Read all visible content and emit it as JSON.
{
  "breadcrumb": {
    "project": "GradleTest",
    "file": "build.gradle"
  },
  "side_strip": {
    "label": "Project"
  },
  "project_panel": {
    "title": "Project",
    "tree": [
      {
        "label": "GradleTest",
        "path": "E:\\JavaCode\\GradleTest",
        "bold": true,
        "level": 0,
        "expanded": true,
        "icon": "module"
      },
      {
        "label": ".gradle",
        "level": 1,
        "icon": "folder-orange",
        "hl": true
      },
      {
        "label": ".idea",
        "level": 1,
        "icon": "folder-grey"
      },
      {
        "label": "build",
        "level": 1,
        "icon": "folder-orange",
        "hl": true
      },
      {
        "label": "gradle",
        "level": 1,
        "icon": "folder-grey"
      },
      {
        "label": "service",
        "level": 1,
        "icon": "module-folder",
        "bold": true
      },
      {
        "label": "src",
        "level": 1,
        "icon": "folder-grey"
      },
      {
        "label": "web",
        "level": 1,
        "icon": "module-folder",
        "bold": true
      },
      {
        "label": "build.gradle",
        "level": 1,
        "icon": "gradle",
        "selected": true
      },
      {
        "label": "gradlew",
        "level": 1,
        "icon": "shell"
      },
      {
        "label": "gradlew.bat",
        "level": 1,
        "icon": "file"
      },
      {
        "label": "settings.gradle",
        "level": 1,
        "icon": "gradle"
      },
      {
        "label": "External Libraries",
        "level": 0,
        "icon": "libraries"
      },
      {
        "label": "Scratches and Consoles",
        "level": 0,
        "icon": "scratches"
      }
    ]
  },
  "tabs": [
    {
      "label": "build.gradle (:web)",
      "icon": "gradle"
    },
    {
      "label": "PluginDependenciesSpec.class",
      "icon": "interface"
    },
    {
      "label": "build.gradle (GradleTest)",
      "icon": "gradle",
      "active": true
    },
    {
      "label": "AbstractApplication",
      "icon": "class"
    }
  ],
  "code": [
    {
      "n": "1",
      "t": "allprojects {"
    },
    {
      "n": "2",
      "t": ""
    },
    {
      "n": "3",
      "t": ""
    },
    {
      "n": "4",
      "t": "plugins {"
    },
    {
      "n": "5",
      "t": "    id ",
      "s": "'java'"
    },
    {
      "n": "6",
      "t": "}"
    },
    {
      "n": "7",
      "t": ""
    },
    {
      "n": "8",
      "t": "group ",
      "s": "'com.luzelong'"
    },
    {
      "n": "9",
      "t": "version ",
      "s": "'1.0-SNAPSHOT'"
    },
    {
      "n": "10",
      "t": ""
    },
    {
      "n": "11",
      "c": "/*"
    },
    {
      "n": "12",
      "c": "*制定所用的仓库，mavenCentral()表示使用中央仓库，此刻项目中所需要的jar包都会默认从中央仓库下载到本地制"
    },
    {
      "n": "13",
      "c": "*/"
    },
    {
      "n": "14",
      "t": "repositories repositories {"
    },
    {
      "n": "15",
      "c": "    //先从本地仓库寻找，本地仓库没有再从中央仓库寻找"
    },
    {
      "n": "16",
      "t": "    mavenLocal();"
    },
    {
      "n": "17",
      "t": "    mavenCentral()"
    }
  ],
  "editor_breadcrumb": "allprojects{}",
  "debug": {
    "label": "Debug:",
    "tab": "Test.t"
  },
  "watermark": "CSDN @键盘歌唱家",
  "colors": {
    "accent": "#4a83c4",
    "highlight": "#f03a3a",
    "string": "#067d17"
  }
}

#### REQUIREMENTS
Copy out the material above in its entirety. Every detail must match.

#### SOLUTION TO THIS EXERCISE
Read all visible content and emit it as JSON.
{
  "breadcrumb": {
    "project": "GradleTest",
    "file": "build.gradle"
  },
  "side_strip": {
    "label": "Project"
  },
  "project_panel": {
    "title": "Project",
    "tree": [
      {
        "label": "GradleTest",
        "path": "E:\\JavaCode\\GradleTest",
        "bold": true,
        "level": 0,
        "expanded": true,
        "icon": "module"
      },
      {
        "label": ".gradle",
        "level": 1,
        "icon": "folder-orange",
        "hl": true
      },
      {
        "label": ".idea",
        "level": 1,
        "icon": "folder-grey"
      },
      {
        "label": "build",
        "level": 1,
        "icon": "folder-orange",
        "hl": true
      },
      {
        "label": "gradle",
        "level": 1,
        "icon": "folder-grey"
      },
      {
        "label": "service",
        "level": 1,
        "icon": "module-folder",
        "bold": true
      },
      {
        "label": "src",
        "level": 1,
        "icon": "folder-grey"
      },
      {
        "label": "web",
        "level": 1,
        "icon": "module-folder",
        "bold": true
      },
      {
        "label": "build.gradle",
        "level": 1,
        "icon": "gradle",
        "selected": true
      },
      {
        "label": "gradlew",
        "level": 1,
        "icon": "shell"
      },
      {
        "label": "gradlew.bat",
        "level": 1,
        "icon": "file"
      },
      {
        "label": "settings.gradle",
        "level": 1,
        "icon": "gradle"
      },
      {
        "label": "External Libraries",
        "level": 0,
        "icon": "libraries"
      },
      {
        "label": "Scratches and Consoles",
        "level": 0,
        "icon": "scratches"
      }
    ]
  },
  "tabs": [
    {
      "label": "build.gradle (:web)",
      "icon": "gradle"
    },
    {
      "label": "PluginDependenciesSpec.class",
      "icon": "interface"
    },
    {
      "label": "build.gradle (GradleTest)",
      "icon": "gradle",
      "active": true
    },
    {
      "label": "AbstractApplication",
      "icon": "class"
    }
  ],
  "code": [
    {
      "n": "1",
      "t": "allprojects {"
    },
    {
      "n": "2",
      "t": ""
    },
    {
      "n": "3",
      "t": ""
    },
    {
      "n": "4",
      "t": "plugins {"
    },
    {
      "n": "5",
      "t": "    id ",
      "s": "'java'"
    },
    {
      "n": "6",
      "t": "}"
    },
    {
      "n": "7",
      "t": ""
    },
    {
      "n": "8",
      "t": "group ",
      "s": "'com.luzelong'"
    },
    {
      "n": "9",
      "t": "version ",
      "s": "'1.0-SNAPSHOT'"
    },
    {
      "n": "10",
      "t": ""
    },
    {
      "n": "11",
      "c": "/*"
    },
    {
      "n": "12",
      "c": "*制定所用的仓库，mavenCentral()表示使用中央仓库，此刻项目中所需要的jar包都会默认从中央仓库下载到本地制"
    },
    {
      "n": "13",
      "c": "*/"
    },
    {
      "n": "14",
      "t": "repositories repositories {"
    },
    {
      "n": "15",
      "c": "    //先从本地仓库寻找，本地仓库没有再从中央仓库寻找"
    },
    {
      "n": "16",
      "t": "    mavenLocal();"
    },
    {
      "n": "17",
      "t": "    mavenCentral()"
    }
  ],
  "editor_breadcrumb": "allprojects{}",
  "debug": {
    "label": "Debug:",
    "tab": "Test.t"
  },
  "watermark": "CSDN @键盘歌唱家",
  "colors": {
    "accent": "#4a83c4",
    "highlight": "#f03a3a",
    "string": "#067d17"
  }
}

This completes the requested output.